◆ Requirement: Below is a block of data; give all of it again word for word.

◆ Material for this task:

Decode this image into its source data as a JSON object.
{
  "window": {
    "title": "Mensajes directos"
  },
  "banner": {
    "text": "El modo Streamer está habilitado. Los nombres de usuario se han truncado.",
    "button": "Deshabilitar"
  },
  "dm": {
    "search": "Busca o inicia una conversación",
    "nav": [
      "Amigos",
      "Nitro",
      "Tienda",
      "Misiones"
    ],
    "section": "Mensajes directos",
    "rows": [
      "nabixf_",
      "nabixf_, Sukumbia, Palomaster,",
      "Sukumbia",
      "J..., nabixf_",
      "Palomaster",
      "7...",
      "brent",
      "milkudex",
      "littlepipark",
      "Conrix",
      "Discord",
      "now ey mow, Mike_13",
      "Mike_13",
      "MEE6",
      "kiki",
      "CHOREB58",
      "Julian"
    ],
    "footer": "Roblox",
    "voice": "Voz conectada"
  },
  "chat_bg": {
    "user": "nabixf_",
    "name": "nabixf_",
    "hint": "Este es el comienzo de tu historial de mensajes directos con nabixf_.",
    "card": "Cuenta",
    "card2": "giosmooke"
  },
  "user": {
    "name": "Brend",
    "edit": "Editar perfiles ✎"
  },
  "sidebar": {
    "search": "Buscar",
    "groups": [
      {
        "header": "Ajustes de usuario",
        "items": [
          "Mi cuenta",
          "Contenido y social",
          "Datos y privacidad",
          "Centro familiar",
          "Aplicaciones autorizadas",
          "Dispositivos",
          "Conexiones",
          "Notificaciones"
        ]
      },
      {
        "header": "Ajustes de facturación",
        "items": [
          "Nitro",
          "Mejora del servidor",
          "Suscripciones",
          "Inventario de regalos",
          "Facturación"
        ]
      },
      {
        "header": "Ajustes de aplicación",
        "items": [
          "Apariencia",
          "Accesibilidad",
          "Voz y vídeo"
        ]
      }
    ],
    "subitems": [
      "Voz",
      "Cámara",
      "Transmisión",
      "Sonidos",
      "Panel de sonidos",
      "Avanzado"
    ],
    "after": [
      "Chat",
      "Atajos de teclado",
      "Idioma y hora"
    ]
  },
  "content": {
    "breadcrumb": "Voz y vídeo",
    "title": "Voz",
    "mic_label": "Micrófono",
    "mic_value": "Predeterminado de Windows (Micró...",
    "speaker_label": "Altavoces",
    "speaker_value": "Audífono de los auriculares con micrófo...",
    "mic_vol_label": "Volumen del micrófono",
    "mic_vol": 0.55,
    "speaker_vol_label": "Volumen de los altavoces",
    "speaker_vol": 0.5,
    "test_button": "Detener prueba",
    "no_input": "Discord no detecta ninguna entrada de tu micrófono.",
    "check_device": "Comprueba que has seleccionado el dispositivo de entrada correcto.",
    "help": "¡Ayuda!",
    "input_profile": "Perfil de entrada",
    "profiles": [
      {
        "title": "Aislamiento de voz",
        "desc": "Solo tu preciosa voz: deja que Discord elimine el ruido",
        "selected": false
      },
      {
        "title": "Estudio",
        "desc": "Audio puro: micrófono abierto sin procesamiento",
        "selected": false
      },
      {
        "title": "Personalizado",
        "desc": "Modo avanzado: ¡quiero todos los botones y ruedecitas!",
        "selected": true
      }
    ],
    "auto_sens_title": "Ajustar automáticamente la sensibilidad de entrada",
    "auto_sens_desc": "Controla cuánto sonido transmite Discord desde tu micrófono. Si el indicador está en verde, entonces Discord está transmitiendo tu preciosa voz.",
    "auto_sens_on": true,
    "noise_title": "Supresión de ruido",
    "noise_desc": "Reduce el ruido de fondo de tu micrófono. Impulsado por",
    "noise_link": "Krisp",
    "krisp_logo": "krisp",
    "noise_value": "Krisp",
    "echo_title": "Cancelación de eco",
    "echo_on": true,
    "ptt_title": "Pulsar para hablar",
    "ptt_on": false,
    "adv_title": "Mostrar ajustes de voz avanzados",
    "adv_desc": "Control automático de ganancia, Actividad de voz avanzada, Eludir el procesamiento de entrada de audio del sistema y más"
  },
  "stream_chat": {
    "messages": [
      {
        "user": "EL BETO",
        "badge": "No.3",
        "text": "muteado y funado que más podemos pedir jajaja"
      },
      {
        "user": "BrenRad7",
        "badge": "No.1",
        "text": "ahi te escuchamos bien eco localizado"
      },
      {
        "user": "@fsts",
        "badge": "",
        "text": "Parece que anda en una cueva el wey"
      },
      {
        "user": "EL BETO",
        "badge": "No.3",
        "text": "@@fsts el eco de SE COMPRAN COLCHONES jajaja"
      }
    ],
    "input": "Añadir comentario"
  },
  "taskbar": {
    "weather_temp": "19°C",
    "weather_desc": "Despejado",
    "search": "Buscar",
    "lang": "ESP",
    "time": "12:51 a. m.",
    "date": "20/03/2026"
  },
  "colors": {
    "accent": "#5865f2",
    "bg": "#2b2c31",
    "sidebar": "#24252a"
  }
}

◆ Problem solution:
Decode this image into its source data as a JSON object.
{
  "window": {
    "title": "Mensajes directos"
  },
  "banner": {
    "text": "El modo Streamer está habilitado. Los nombres de usuario se han truncado.",
    "button": "Deshabilitar"
  },
  "dm": {
    "search": "Busca o inicia una conversación",
    "nav": [
      "Amigos",
      "Nitro",
      "Tienda",
      "Misiones"
    ],
    "section": "Mensajes directos",
    "rows": [
      "nabixf_",
      "nabixf_, Sukumbia, Palomaster,",
      "Sukumbia",
      "J..., nabixf_",
      "Palomaster",
      "7...",
      "brent",
      "milkudex",
      "littlepipark",
      "Conrix",
      "Discord",
      "now ey mow, Mike_13",
      "Mike_13",
      "MEE6",
      "kiki",
      "CHOREB58",
      "Julian"
    ],
    "footer": "Roblox",
    "voice": "Voz conectada"
  },
  "chat_bg": {
    "user": "nabixf_",
    "name": "nabixf_",
    "hint": "Este es el comienzo de tu historial de mensajes directos con nabixf_.",
    "card": "Cuenta",
    "card2": "giosmooke"
  },
  "user": {
    "name": "Brend",
    "edit": "Editar perfiles ✎"
  },
  "sidebar": {
    "search": "Buscar",
    "groups": [
      {
        "header": "Ajustes de usuario",
        "items": [
          "Mi cuenta",
          "Contenido y social",
          "Datos y privacidad",
          "Centro familiar",
          "Aplicaciones autorizadas",
          "Dispositivos",
          "Conexiones",
          "Notificaciones"
        ]
      },
      {
        "header": "Ajustes de facturación",
        "items": [
          "Nitro",
          "Mejora del servidor",
          "Suscripciones",
          "Inventario de regalos",
          "Facturación"
        ]
      },
      {
        "header": "Ajustes de aplicación",
        "items": [
          "Apariencia",
          "Accesibilidad",
          "Voz y vídeo"
        ]
      }
    ],
    "subitems": [
      "Voz",
      "Cámara",
      "Transmisión",
      "Sonidos",
      "Panel de sonidos",
      "Avanzado"
    ],
    "after": [
      "Chat",
      "Atajos de teclado",
      "Idioma y hora"
    ]
  },
  "content": {
    "breadcrumb": "Voz y vídeo",
    "title": "Voz",
    "mic_label": "Micrófono",
    "mic_value": "Predeterminado de Windows (Micró...",
    "speaker_label": "Altavoces",
    "speaker_value": "Audífono de los auriculares con micrófo...",
    "mic_vol_label": "Volumen del micrófono",
    "mic_vol": 0.55,
    "speaker_vol_label": "Volumen de los altavoces",
    "speaker_vol": 0.5,
    "test_button": "Detener prueba",
    "no_input": "Discord no detecta ninguna entrada de tu micrófono.",
    "check_device": "Comprueba que has seleccionado el dispositivo de entrada correcto.",
    "help": "¡Ayuda!",
    "input_profile": "Perfil de entrada",
    "profiles": [
      {
        "title": "Aislamiento de voz",
        "desc": "Solo tu preciosa voz: deja que Discord elimine el ruido",
        "selected": false
      },
      {
        "title": "Estudio",
        "desc": "Audio puro: micrófono abierto sin procesamiento",
        "selected": false
      },
      {
        "title": "Personalizado",
        "desc": "Modo avanzado: ¡quiero todos los botones y ruedecitas!",
        "selected": true
      }
    ],
    "auto_sens_title": "Ajustar automáticamente la sensibilidad de entrada",
    "auto_sens_desc": "Controla cuánto sonido transmite Discord desde tu micrófono. Si el indicador está en verde, entonces Discord está transmitiendo tu preciosa voz.",
    "auto_sens_on": true,
    "noise_title": "Supresión de ruido",
    "noise_desc": "Reduce el ruido de fondo de tu micrófono. Impulsado por",
    "noise_link": "Krisp",
    "krisp_logo": "krisp",
    "noise_value": "Krisp",
    "echo_title": "Cancelación de eco",
    "echo_on": true,
    "ptt_title": "Pulsar para hablar",
    "ptt_on": false,
    "adv_title": "Mostrar ajustes de voz avanzados",
    "adv_desc": "Control automático de ganancia, Actividad de voz avanzada, Eludir el procesamiento de entrada de audio del sistema y más"
  },
  "stream_chat": {
    "messages": [
      {
        "user": "EL BETO",
        "badge": "No.3",
        "text": "muteado y funado que más podemos pedir jajaja"
      },
      {
        "user": "BrenRad7",
        "badge": "No.1",
        "text": "ahi te escuchamos bien eco localizado"
      },
      {
        "user": "@fsts",
        "badge": "",
        "text": "Parece que anda en una cueva el wey"
      },
      {
        "user": "EL BETO",
        "badge": "No.3",
        "text": "@@fsts el eco de SE COMPRAN COLCHONES jajaja"
      }
    ],
    "input": "Añadir comentario"
  },
  "taskbar": {
    "weather_temp": "19°C",
    "weather_desc": "Despejado",
    "search": "Buscar",
    "lang": "ESP",
    "time": "12:51 a. m.",
    "date": "20/03/2026"
  },
  "colors": {
    "accent": "#5865f2",
    "bg": "#2b2c31",
    "sidebar": "#24252a"
  }
}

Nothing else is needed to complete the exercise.